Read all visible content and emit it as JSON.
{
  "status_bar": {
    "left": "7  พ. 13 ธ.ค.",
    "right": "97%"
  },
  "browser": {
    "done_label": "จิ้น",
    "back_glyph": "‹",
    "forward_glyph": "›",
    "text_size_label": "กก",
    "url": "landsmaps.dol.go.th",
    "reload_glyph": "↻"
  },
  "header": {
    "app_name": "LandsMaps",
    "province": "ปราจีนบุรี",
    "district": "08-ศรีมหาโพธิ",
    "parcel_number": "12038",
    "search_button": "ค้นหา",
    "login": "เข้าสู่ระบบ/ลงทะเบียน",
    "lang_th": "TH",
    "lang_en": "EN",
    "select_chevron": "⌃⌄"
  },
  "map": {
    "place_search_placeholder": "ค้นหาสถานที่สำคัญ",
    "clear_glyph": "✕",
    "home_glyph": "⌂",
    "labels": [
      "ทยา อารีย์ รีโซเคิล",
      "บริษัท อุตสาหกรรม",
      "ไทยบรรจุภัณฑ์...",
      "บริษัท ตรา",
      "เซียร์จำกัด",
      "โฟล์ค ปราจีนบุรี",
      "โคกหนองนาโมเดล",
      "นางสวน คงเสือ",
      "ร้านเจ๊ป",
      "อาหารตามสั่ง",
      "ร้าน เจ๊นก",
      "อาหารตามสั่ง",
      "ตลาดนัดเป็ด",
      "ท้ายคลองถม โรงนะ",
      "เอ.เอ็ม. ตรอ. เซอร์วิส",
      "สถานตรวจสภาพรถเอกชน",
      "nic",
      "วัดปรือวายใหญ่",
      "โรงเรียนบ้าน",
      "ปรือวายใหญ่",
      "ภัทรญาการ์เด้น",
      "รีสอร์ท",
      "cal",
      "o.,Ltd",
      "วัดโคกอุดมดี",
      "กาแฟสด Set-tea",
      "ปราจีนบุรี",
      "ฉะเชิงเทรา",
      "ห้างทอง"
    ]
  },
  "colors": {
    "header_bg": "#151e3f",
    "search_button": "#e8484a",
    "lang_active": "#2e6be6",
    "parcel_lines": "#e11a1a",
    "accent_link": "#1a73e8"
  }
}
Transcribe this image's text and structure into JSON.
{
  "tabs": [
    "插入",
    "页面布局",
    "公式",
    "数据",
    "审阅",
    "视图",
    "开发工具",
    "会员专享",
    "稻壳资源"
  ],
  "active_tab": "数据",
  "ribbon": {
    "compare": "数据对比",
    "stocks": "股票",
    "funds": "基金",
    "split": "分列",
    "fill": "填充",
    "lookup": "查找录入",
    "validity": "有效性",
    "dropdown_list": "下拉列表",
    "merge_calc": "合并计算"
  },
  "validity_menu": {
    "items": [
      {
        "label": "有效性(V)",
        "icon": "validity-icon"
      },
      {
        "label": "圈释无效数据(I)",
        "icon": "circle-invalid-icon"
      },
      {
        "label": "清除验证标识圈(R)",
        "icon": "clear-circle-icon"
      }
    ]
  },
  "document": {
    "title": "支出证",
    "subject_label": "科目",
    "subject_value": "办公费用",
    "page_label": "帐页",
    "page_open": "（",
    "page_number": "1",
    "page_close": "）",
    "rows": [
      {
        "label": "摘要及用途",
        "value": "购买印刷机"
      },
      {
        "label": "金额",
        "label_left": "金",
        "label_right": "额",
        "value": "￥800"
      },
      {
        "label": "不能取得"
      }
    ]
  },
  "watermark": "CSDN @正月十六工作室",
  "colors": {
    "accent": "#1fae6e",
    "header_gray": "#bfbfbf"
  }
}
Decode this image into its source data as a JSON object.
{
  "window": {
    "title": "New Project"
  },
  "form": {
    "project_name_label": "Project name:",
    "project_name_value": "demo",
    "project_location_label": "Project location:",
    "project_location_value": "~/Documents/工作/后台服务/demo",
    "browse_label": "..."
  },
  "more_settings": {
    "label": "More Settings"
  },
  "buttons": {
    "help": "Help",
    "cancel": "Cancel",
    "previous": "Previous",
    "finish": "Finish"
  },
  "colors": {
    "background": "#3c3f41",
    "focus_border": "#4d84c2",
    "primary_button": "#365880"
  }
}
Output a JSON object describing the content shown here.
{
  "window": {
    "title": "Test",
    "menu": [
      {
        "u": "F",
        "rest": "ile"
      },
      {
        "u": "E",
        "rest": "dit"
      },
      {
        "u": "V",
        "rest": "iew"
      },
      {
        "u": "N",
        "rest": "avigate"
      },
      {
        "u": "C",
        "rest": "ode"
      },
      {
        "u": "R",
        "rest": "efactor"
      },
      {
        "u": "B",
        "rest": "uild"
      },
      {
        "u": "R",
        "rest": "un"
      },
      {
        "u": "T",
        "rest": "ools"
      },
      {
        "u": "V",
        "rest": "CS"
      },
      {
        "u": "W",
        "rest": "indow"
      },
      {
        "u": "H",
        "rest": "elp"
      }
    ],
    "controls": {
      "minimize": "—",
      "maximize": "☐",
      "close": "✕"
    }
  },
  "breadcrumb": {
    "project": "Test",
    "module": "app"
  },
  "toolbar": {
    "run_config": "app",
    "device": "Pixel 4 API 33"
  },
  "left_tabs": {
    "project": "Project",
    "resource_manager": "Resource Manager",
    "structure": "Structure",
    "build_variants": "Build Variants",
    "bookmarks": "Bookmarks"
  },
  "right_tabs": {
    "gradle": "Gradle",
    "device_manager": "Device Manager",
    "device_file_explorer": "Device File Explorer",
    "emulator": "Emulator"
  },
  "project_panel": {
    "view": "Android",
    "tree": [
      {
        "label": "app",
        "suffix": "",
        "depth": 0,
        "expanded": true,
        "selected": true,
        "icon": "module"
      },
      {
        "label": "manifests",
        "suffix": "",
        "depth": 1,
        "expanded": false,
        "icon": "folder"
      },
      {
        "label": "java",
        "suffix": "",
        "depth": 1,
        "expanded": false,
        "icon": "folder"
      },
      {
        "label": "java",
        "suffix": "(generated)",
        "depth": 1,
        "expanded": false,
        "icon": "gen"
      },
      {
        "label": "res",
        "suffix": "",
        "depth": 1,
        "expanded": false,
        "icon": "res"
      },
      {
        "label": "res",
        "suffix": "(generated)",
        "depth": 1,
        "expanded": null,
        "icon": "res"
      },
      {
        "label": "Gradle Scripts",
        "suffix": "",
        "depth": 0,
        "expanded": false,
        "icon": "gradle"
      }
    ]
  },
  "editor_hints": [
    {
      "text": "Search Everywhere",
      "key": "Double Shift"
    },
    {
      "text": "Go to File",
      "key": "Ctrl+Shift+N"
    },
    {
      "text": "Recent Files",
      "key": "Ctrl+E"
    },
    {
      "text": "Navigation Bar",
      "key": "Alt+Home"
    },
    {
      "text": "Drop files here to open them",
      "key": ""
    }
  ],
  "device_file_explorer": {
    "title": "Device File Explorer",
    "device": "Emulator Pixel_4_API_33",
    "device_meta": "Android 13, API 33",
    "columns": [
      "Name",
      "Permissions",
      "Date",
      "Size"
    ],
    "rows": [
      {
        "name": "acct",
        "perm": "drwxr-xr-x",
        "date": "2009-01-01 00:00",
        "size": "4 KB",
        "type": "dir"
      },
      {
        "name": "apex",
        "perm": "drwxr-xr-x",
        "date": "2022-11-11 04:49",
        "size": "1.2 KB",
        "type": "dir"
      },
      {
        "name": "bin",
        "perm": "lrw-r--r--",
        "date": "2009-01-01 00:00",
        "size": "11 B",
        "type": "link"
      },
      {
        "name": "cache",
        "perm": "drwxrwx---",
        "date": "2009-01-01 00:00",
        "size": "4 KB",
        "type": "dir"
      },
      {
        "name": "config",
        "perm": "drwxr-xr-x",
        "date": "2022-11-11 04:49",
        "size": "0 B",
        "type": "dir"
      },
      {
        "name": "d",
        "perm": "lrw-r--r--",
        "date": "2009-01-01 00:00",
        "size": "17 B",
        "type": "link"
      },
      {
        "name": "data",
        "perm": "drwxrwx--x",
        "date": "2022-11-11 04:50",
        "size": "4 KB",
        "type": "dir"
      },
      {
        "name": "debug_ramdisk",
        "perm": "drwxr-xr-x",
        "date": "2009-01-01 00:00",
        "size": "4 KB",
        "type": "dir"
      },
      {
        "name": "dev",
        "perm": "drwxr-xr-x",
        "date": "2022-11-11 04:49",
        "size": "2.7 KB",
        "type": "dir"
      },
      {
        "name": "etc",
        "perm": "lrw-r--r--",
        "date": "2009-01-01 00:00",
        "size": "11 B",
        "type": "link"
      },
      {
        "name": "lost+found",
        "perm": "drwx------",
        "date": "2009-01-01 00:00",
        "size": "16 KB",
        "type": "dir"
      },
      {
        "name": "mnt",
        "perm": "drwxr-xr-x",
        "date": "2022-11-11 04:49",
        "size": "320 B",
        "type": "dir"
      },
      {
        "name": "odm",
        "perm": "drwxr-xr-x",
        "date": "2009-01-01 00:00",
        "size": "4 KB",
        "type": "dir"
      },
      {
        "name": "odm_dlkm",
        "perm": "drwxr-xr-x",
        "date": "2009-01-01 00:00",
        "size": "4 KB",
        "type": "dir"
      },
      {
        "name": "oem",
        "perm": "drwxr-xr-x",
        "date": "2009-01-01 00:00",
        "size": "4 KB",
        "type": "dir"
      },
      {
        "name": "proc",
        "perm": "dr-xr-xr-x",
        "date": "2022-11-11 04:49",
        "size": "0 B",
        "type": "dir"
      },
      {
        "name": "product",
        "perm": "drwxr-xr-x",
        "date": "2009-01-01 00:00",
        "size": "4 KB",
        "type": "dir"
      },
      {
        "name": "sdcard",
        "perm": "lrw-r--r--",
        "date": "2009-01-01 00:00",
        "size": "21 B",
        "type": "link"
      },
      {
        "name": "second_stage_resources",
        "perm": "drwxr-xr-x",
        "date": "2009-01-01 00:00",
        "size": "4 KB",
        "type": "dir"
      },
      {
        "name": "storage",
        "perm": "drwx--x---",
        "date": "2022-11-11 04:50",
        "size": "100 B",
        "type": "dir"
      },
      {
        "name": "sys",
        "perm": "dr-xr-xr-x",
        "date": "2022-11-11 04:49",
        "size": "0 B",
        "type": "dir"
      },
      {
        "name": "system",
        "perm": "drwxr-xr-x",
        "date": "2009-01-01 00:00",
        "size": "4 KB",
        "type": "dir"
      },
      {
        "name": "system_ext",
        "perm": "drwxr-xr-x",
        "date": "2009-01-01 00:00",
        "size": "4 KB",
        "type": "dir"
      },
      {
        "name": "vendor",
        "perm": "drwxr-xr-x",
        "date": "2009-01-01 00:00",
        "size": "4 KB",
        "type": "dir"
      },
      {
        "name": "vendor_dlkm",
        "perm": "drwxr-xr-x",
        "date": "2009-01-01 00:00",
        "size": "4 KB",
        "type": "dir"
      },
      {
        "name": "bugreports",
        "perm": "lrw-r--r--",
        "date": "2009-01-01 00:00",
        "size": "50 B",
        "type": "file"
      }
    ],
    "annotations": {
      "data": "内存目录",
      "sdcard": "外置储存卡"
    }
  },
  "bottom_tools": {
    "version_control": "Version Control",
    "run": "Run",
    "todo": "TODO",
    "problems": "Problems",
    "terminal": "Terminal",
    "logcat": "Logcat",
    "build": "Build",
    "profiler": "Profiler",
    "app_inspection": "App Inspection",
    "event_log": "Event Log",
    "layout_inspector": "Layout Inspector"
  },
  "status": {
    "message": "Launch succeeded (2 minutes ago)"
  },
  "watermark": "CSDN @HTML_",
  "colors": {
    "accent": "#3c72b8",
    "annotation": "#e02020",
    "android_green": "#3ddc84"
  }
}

**WHAT YOU WILL DO:** Take every line from the records above that has the word "content" and copy it.

**RESPONSE:**
Read all visible content and emit it as JSON.
Output a JSON object describing the content shown here.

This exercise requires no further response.